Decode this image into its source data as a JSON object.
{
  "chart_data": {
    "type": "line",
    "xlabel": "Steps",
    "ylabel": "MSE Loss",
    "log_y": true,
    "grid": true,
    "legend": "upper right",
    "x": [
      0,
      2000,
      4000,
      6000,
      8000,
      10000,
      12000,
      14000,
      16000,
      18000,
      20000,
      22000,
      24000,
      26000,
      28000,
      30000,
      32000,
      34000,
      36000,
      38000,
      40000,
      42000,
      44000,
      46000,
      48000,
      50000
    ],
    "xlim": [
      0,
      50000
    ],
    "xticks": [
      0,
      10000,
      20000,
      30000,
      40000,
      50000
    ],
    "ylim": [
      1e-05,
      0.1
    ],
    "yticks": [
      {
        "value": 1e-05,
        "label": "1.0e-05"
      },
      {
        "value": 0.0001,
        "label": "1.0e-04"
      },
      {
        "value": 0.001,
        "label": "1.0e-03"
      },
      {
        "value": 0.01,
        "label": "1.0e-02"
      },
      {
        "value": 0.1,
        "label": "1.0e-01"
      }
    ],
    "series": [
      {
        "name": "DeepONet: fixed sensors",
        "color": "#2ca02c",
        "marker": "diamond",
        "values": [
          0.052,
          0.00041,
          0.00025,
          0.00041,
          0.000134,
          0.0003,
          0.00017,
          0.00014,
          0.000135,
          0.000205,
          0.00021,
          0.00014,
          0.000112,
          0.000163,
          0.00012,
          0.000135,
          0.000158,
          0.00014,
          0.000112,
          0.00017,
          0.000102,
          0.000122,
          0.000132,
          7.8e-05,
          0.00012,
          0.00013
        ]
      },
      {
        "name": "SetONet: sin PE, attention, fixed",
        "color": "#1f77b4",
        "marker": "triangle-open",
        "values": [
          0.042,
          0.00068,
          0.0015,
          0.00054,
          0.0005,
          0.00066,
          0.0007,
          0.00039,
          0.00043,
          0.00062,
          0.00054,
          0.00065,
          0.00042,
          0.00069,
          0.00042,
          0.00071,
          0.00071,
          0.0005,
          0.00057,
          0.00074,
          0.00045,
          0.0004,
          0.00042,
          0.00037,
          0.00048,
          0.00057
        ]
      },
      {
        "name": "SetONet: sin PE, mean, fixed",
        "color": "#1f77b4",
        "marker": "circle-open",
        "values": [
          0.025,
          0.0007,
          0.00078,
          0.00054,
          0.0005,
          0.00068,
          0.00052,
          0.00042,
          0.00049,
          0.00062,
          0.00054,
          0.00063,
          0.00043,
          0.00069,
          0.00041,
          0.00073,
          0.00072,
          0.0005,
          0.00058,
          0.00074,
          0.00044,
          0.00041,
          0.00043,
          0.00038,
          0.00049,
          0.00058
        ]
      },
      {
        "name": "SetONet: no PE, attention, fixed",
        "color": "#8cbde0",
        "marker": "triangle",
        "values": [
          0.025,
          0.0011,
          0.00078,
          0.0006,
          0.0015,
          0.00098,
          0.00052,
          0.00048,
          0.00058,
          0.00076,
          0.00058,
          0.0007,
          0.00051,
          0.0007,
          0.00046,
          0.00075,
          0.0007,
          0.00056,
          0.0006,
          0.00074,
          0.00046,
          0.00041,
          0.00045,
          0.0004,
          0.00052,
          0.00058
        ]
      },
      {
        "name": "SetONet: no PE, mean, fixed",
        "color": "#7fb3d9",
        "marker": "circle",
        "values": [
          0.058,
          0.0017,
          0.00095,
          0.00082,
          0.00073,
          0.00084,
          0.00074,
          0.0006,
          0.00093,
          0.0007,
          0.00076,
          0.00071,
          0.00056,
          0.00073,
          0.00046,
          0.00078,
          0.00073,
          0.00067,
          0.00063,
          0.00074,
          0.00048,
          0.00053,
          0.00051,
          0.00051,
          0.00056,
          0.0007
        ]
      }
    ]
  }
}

Requirement: From the records above, pull out every line containing the word "marker".

Solution for this problem:
        "marker": "diamond",
        "marker": "triangle-open",
        "marker": "circle-open",
        "marker": "triangle",
        "marker": "circle",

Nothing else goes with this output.